Written task ::
Search the data below for the string "JSON". Extract every line that contains it.
+++ Supplied data
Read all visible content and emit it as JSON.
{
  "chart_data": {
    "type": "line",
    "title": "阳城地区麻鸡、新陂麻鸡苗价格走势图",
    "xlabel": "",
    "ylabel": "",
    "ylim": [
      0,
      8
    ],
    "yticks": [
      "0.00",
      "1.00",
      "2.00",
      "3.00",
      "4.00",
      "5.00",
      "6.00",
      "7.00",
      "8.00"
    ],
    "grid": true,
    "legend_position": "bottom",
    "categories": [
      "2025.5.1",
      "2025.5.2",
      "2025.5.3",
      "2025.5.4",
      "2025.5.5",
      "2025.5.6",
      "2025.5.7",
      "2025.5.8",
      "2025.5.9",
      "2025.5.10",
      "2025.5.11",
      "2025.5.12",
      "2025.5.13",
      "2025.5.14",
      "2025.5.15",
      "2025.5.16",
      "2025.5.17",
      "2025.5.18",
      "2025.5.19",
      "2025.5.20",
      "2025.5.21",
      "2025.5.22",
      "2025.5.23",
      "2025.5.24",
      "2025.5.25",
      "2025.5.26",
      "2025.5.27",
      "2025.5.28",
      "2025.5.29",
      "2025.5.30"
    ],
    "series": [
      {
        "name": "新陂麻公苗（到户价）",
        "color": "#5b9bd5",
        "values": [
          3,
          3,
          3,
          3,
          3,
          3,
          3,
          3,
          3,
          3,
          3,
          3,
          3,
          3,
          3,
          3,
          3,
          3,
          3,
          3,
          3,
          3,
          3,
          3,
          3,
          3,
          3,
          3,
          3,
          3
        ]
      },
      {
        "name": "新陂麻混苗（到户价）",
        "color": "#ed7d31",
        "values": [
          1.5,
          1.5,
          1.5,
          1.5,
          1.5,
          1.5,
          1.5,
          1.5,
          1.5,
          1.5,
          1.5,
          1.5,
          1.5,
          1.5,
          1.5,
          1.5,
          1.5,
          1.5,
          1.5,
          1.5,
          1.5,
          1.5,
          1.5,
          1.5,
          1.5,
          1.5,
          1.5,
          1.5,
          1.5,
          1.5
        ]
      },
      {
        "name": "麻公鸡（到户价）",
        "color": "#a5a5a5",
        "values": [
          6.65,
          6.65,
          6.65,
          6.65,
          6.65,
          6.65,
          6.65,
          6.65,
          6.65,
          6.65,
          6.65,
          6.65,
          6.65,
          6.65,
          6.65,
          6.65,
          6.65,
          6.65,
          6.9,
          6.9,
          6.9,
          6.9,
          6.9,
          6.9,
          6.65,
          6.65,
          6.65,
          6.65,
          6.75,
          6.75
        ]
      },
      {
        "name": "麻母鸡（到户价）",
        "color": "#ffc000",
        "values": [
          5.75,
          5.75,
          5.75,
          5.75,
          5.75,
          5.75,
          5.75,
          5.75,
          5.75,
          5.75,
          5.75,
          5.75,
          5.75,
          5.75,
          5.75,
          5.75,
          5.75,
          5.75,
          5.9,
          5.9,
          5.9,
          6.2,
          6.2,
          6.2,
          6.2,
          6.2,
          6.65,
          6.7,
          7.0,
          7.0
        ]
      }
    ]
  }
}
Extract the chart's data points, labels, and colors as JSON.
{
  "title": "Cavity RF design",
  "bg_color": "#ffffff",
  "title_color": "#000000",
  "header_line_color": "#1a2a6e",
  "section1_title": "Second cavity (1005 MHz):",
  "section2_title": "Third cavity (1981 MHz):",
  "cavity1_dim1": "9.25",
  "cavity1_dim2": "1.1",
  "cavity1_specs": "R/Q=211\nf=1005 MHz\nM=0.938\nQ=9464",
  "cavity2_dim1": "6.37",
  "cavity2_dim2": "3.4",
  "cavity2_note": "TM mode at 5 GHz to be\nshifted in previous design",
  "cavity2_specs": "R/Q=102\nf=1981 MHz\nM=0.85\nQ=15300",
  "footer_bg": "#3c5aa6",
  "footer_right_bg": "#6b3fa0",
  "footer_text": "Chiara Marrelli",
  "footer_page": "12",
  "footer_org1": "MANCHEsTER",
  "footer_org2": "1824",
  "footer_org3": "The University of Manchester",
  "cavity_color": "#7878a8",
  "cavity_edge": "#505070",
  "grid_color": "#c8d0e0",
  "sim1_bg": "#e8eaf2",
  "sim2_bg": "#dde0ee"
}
++++++
Expected output ::
Read all visible content and emit it as JSON.
Extract the chart's data points, labels, and colors as JSON.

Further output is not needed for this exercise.